▶ [Problem requirements] Reproduce the data below in full and exclude every picture.
--- start of Information supplied ---
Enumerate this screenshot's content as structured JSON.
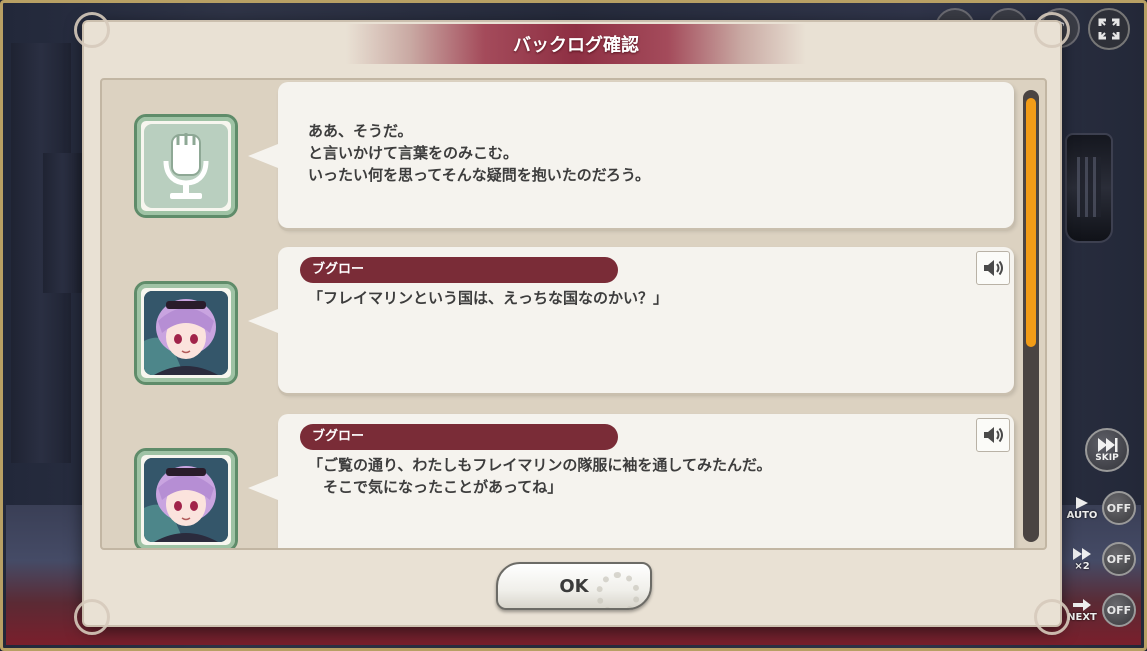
{
  "dialog": {
    "title": "バックログ確認",
    "ok_label": "OK"
  },
  "entries": [
    {
      "type": "narration",
      "avatar_icon": "microphone-icon",
      "speaker": "",
      "lines": "ああ、そうだ。\nと言いかけて言葉をのみこむ。\nいったい何を思ってそんな疑問を抱いたのだろう。",
      "has_voice": false
    },
    {
      "type": "dialogue",
      "avatar_icon": "character-portrait",
      "speaker": "ブグロー",
      "lines": "「フレイマリンという国は、えっちな国なのかい？」",
      "has_voice": true
    },
    {
      "type": "dialogue",
      "avatar_icon": "character-portrait",
      "speaker": "ブグロー",
      "lines": "「ご覧の通り、わたしもフレイマリンの隊服に袖を通してみたんだ。\n　そこで気になったことがあってね」",
      "has_voice": true
    }
  ],
  "scroll": {
    "position_fraction": 0.0,
    "visible_fraction": 0.57
  },
  "side_controls": {
    "skip_label": "SKIP",
    "auto_label": "AUTO",
    "auto_state": "OFF",
    "speed_label": "×2",
    "speed_state": "OFF",
    "next_label": "NEXT",
    "next_state": "OFF"
  },
  "colors": {
    "accent_orange": "#f29c17",
    "speaker_bg": "#7a2c37",
    "title_bg": "#8e2f43",
    "frame_green": "#5f8c6a"
  }
}
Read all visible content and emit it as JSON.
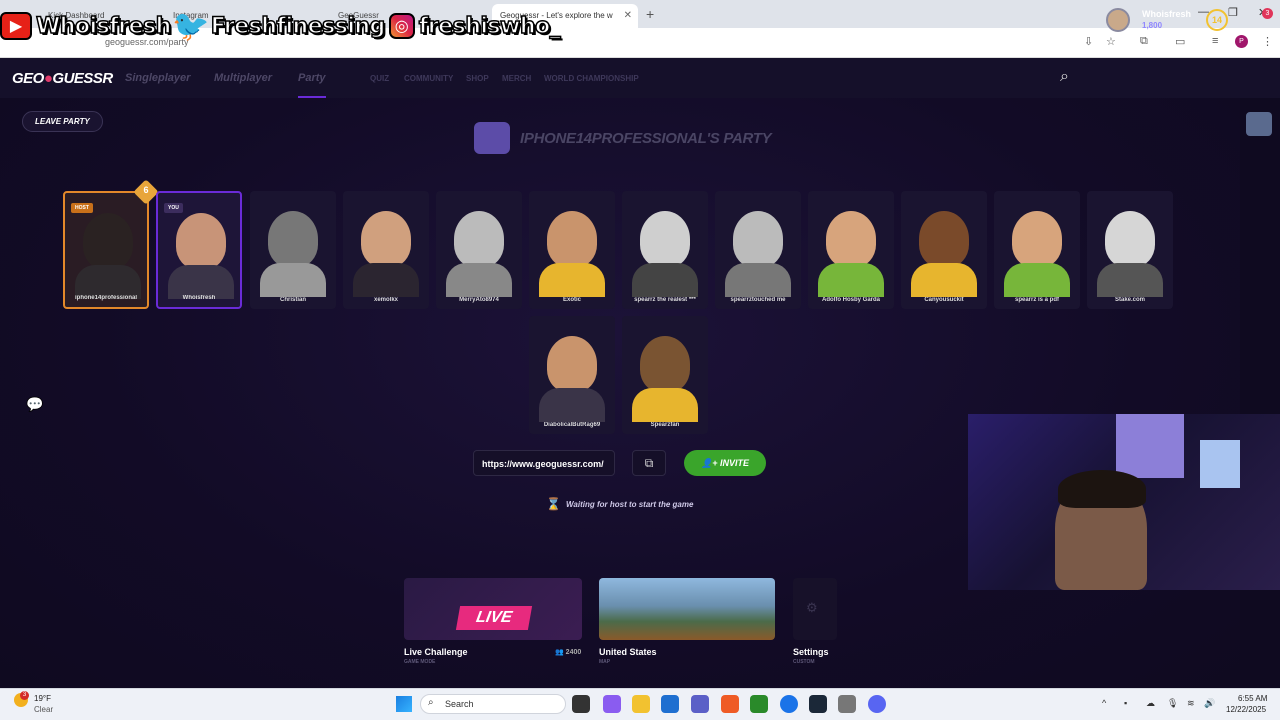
{
  "browser": {
    "tabs": [
      {
        "label": "Kick Dashboard"
      },
      {
        "label": "Instagram"
      },
      {
        "label": "GeoGuessr"
      },
      {
        "label": "Geoguessr - Let's explore the w"
      }
    ],
    "url": "geoguessr.com/party"
  },
  "overlay": {
    "youtube": "Whoisfresh",
    "twitter": "Freshfinessing",
    "instagram": "freshiswho_"
  },
  "nav": {
    "logo_a": "GEO",
    "logo_b": "GUESSR",
    "links": [
      "Singleplayer",
      "Multiplayer",
      "Party"
    ],
    "small_links": [
      "QUIZ",
      "COMMUNITY",
      "SHOP",
      "MERCH",
      "WORLD CHAMPIONSHIP"
    ],
    "user_name": "Whoisfresh",
    "user_coins": "1,800",
    "user_level": "14",
    "notifications": "3"
  },
  "party": {
    "leave_label": "LEAVE PARTY",
    "title": "IPHONE14PROFESSIONAL'S PARTY",
    "host_level": "6",
    "members": [
      {
        "name": "iphone14professional",
        "badge": "HOST"
      },
      {
        "name": "Whoisfresh",
        "badge": "YOU"
      },
      {
        "name": "Christian",
        "badge": ""
      },
      {
        "name": "xemolkx",
        "badge": ""
      },
      {
        "name": "MerryAto8974",
        "badge": ""
      },
      {
        "name": "Exotic",
        "badge": ""
      },
      {
        "name": "spearrz the realest ***",
        "badge": ""
      },
      {
        "name": "spearrztouched me",
        "badge": ""
      },
      {
        "name": "Adolfo Hosby Garda",
        "badge": ""
      },
      {
        "name": "Canyousuckit",
        "badge": ""
      },
      {
        "name": "spearrz is a pdf",
        "badge": ""
      },
      {
        "name": "Stake.com",
        "badge": ""
      },
      {
        "name": "DiabolicalButRag69",
        "badge": ""
      },
      {
        "name": "Spearzfan",
        "badge": ""
      }
    ],
    "invite_url": "https://www.geoguessr.com/",
    "invite_label": "INVITE",
    "waiting": "Waiting for host to start the game"
  },
  "modes": {
    "live_badge": "LIVE",
    "live_title": "Live Challenge",
    "live_sub": "GAME MODE",
    "live_count": "2400",
    "map_title": "United States",
    "map_sub": "MAP",
    "settings_title": "Settings",
    "settings_sub": "CUSTOM"
  },
  "taskbar": {
    "temp": "19°F",
    "weather": "Clear",
    "weather_badge": "3",
    "search": "Search",
    "time": "6:55 AM",
    "date": "12/22/2025"
  },
  "colors": {
    "accent": "#6a2bd8",
    "host": "#e3882a",
    "invite": "#3aa52b",
    "live": "#e72a7e"
  }
}
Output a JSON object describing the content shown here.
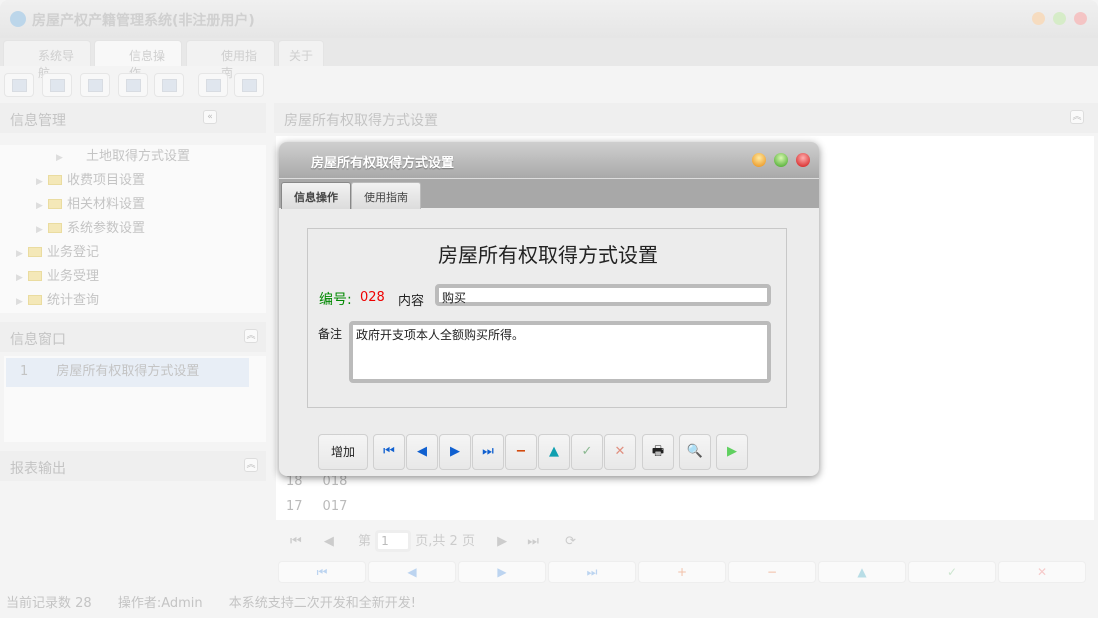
{
  "app": {
    "title": "房屋产权产籍管理系统(非注册用户)"
  },
  "main_tabs": [
    {
      "label": "系统导航"
    },
    {
      "label": "信息操作"
    },
    {
      "label": "使用指南"
    },
    {
      "label": "关于"
    }
  ],
  "left": {
    "info_mgmt": "信息管理",
    "tree": [
      {
        "label": "土地取得方式设置"
      },
      {
        "label": "收费项目设置"
      },
      {
        "label": "相关材料设置"
      },
      {
        "label": "系统参数设置"
      },
      {
        "label": "业务登记"
      },
      {
        "label": "业务受理"
      },
      {
        "label": "统计查询"
      }
    ],
    "info_window": "信息窗口",
    "windows": [
      {
        "index": "1",
        "label": "房屋所有权取得方式设置"
      }
    ],
    "report": "报表输出"
  },
  "content": {
    "title": "房屋所有权取得方式设置",
    "rows": [
      {
        "no": "18",
        "code": "018"
      },
      {
        "no": "17",
        "code": "017"
      }
    ],
    "pager": {
      "prefix": "第",
      "page": "1",
      "suffix": "页,共 2 页"
    }
  },
  "status": {
    "records": "当前记录数 28",
    "operator": "操作者:Admin",
    "note": "本系统支持二次开发和全新开发!"
  },
  "modal": {
    "title": "房屋所有权取得方式设置",
    "tabs": [
      {
        "label": "信息操作"
      },
      {
        "label": "使用指南"
      }
    ],
    "heading": "房屋所有权取得方式设置",
    "code_label": "编号:",
    "code_value": "028",
    "content_label": "内容",
    "content_value": "购买",
    "remark_label": "备注",
    "remark_value": "政府开支项本人全额购买所得。",
    "add_label": "增加"
  }
}
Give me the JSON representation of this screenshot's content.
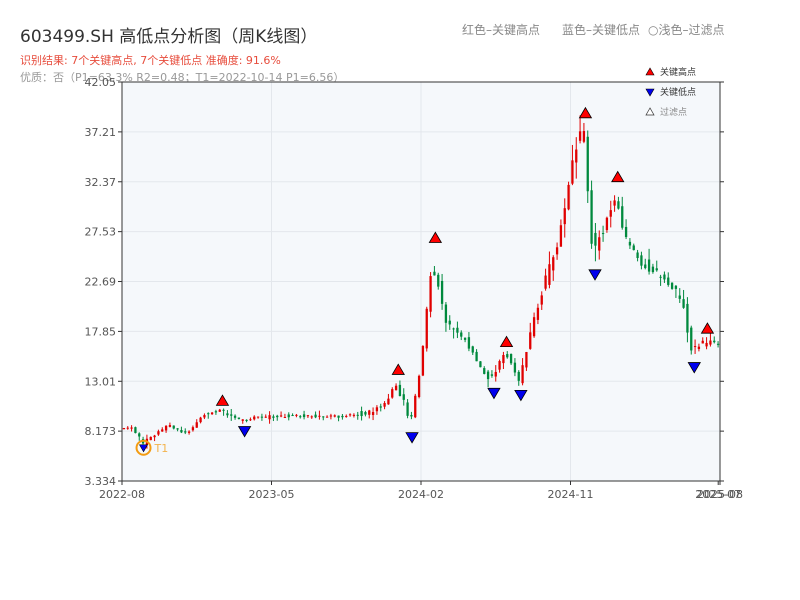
--- end of Information supplied ---
▶ [Answer to this problem]
Enumerate this screenshot's content as structured JSON.
{
  "dialog": {
    "title": "バックログ確認",
    "ok_label": "OK"
  },
  "entries": [
    {
      "type": "narration",
      "avatar_icon": "microphone-icon",
      "speaker": "",
      "lines": "ああ、そうだ。\nと言いかけて言葉をのみこむ。\nいったい何を思ってそんな疑問を抱いたのだろう。",
      "has_voice": false
    },
    {
      "type": "dialogue",
      "avatar_icon": "character-portrait",
      "speaker": "ブグロー",
      "lines": "「フレイマリンという国は、えっちな国なのかい？」",
      "has_voice": true
    },
    {
      "type": "dialogue",
      "avatar_icon": "character-portrait",
      "speaker": "ブグロー",
      "lines": "「ご覧の通り、わたしもフレイマリンの隊服に袖を通してみたんだ。\n　そこで気になったことがあってね」",
      "has_voice": true
    }
  ],
  "scroll": {
    "position_fraction": 0.0,
    "visible_fraction": 0.57
  },
  "side_controls": {
    "skip_label": "SKIP",
    "auto_label": "AUTO",
    "auto_state": "OFF",
    "speed_label": "×2",
    "speed_state": "OFF",
    "next_label": "NEXT",
    "next_state": "OFF"
  },
  "colors": {
    "accent_orange": "#f29c17",
    "speaker_bg": "#7a2c37",
    "title_bg": "#8e2f43",
    "frame_green": "#5f8c6a"
  }
}
Read all visible content and emit it as JSON.
{
  "browser": {
    "tabs": [
      {
        "label": "Kick Dashboard"
      },
      {
        "label": "Instagram"
      },
      {
        "label": "GeoGuessr"
      },
      {
        "label": "Geoguessr - Let's explore the w"
      }
    ],
    "url": "geoguessr.com/party"
  },
  "overlay": {
    "youtube": "Whoisfresh",
    "twitter": "Freshfinessing",
    "instagram": "freshiswho_"
  },
  "nav": {
    "logo_a": "GEO",
    "logo_b": "GUESSR",
    "links": [
      "Singleplayer",
      "Multiplayer",
      "Party"
    ],
    "small_links": [
      "QUIZ",
      "COMMUNITY",
      "SHOP",
      "MERCH",
      "WORLD CHAMPIONSHIP"
    ],
    "user_name": "Whoisfresh",
    "user_coins": "1,800",
    "user_level": "14",
    "notifications": "3"
  },
  "party": {
    "leave_label": "LEAVE PARTY",
    "title": "IPHONE14PROFESSIONAL'S PARTY",
    "host_level": "6",
    "members": [
      {
        "name": "iphone14professional",
        "badge": "HOST"
      },
      {
        "name": "Whoisfresh",
        "badge": "YOU"
      },
      {
        "name": "Christian",
        "badge": ""
      },
      {
        "name": "xemolkx",
        "badge": ""
      },
      {
        "name": "MerryAto8974",
        "badge": ""
      },
      {
        "name": "Exotic",
        "badge": ""
      },
      {
        "name": "spearrz the realest ***",
        "badge": ""
      },
      {
        "name": "spearrztouched me",
        "badge": ""
      },
      {
        "name": "Adolfo Hosby Garda",
        "badge": ""
      },
      {
        "name": "Canyousuckit",
        "badge": ""
      },
      {
        "name": "spearrz is a pdf",
        "badge": ""
      },
      {
        "name": "Stake.com",
        "badge": ""
      },
      {
        "name": "DiabolicalButRag69",
        "badge": ""
      },
      {
        "name": "Spearzfan",
        "badge": ""
      }
    ],
    "invite_url": "https://www.geoguessr.com/",
    "invite_label": "INVITE",
    "waiting": "Waiting for host to start the game"
  },
  "modes": {
    "live_badge": "LIVE",
    "live_title": "Live Challenge",
    "live_sub": "GAME MODE",
    "live_count": "2400",
    "map_title": "United States",
    "map_sub": "MAP",
    "settings_title": "Settings",
    "settings_sub": "CUSTOM"
  },
  "taskbar": {
    "temp": "19°F",
    "weather": "Clear",
    "weather_badge": "3",
    "search": "Search",
    "time": "6:55 AM",
    "date": "12/22/2025"
  },
  "colors": {
    "accent": "#6a2bd8",
    "host": "#e3882a",
    "invite": "#3aa52b",
    "live": "#e72a7e"
  }
}
Output a JSON object describing the content shown here.
{
  "app": {
    "title": "房屋产权产籍管理系统(非注册用户)"
  },
  "main_tabs": [
    {
      "label": "系统导航"
    },
    {
      "label": "信息操作"
    },
    {
      "label": "使用指南"
    },
    {
      "label": "关于"
    }
  ],
  "left": {
    "info_mgmt": "信息管理",
    "tree": [
      {
        "label": "土地取得方式设置"
      },
      {
        "label": "收费项目设置"
      },
      {
        "label": "相关材料设置"
      },
      {
        "label": "系统参数设置"
      },
      {
        "label": "业务登记"
      },
      {
        "label": "业务受理"
      },
      {
        "label": "统计查询"
      }
    ],
    "info_window": "信息窗口",
    "windows": [
      {
        "index": "1",
        "label": "房屋所有权取得方式设置"
      }
    ],
    "report": "报表输出"
  },
  "content": {
    "title": "房屋所有权取得方式设置",
    "rows": [
      {
        "no": "18",
        "code": "018"
      },
      {
        "no": "17",
        "code": "017"
      }
    ],
    "pager": {
      "prefix": "第",
      "page": "1",
      "suffix": "页,共 2 页"
    }
  },
  "status": {
    "records": "当前记录数 28",
    "operator": "操作者:Admin",
    "note": "本系统支持二次开发和全新开发!"
  },
  "modal": {
    "title": "房屋所有权取得方式设置",
    "tabs": [
      {
        "label": "信息操作"
      },
      {
        "label": "使用指南"
      }
    ],
    "heading": "房屋所有权取得方式设置",
    "code_label": "编号:",
    "code_value": "028",
    "content_label": "内容",
    "content_value": "购买",
    "remark_label": "备注",
    "remark_value": "政府开支项本人全额购买所得。",
    "add_label": "增加"
  }
}
Give me the JSON representation of this screenshot's content.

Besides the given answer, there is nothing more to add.